Saved entries =>
________________
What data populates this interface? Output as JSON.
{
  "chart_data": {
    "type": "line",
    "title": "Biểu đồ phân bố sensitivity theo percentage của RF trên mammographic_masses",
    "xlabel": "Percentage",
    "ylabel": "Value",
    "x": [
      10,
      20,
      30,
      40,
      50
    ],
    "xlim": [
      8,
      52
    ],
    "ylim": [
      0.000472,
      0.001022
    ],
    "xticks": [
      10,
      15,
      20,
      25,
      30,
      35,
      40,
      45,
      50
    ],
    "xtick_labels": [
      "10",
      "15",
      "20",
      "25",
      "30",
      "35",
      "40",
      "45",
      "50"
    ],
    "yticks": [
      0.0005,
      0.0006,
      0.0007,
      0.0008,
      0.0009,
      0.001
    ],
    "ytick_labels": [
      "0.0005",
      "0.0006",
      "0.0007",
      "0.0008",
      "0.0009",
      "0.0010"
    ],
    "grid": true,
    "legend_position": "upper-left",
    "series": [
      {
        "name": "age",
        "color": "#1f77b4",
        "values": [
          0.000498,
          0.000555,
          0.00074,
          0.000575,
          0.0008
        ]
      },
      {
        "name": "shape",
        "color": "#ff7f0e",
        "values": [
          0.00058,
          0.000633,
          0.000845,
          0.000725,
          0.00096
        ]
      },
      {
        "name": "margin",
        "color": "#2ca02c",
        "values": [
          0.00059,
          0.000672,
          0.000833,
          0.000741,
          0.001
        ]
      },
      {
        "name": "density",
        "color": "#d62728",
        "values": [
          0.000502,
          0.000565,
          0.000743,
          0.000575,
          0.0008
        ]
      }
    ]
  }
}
________________
Required work =>
From the records above, please extract every line and repeat it exactly.

Worked solution =>
What data populates this interface? Output as JSON.
{
  "chart_data": {
    "type": "line",
    "title": "Biểu đồ phân bố sensitivity theo percentage của RF trên mammographic_masses",
    "xlabel": "Percentage",
    "ylabel": "Value",
    "x": [
      10,
      20,
      30,
      40,
      50
    ],
    "xlim": [
      8,
      52
    ],
    "ylim": [
      0.000472,
      0.001022
    ],
    "xticks": [
      10,
      15,
      20,
      25,
      30,
      35,
      40,
      45,
      50
    ],
    "xtick_labels": [
      "10",
      "15",
      "20",
      "25",
      "30",
      "35",
      "40",
      "45",
      "50"
    ],
    "yticks": [
      0.0005,
      0.0006,
      0.0007,
      0.0008,
      0.0009,
      0.001
    ],
    "ytick_labels": [
      "0.0005",
      "0.0006",
      "0.0007",
      "0.0008",
      "0.0009",
      "0.0010"
    ],
    "grid": true,
    "legend_position": "upper-left",
    "series": [
      {
        "name": "age",
        "color": "#1f77b4",
        "values": [
          0.000498,
          0.000555,
          0.00074,
          0.000575,
          0.0008
        ]
      },
      {
        "name": "shape",
        "color": "#ff7f0e",
        "values": [
          0.00058,
          0.000633,
          0.000845,
          0.000725,
          0.00096
        ]
      },
      {
        "name": "margin",
        "color": "#2ca02c",
        "values": [
          0.00059,
          0.000672,
          0.000833,
          0.000741,
          0.001
        ]
      },
      {
        "name": "density",
        "color": "#d62728",
        "values": [
          0.000502,
          0.000565,
          0.000743,
          0.000575,
          0.0008
        ]
      }
    ]
  }
}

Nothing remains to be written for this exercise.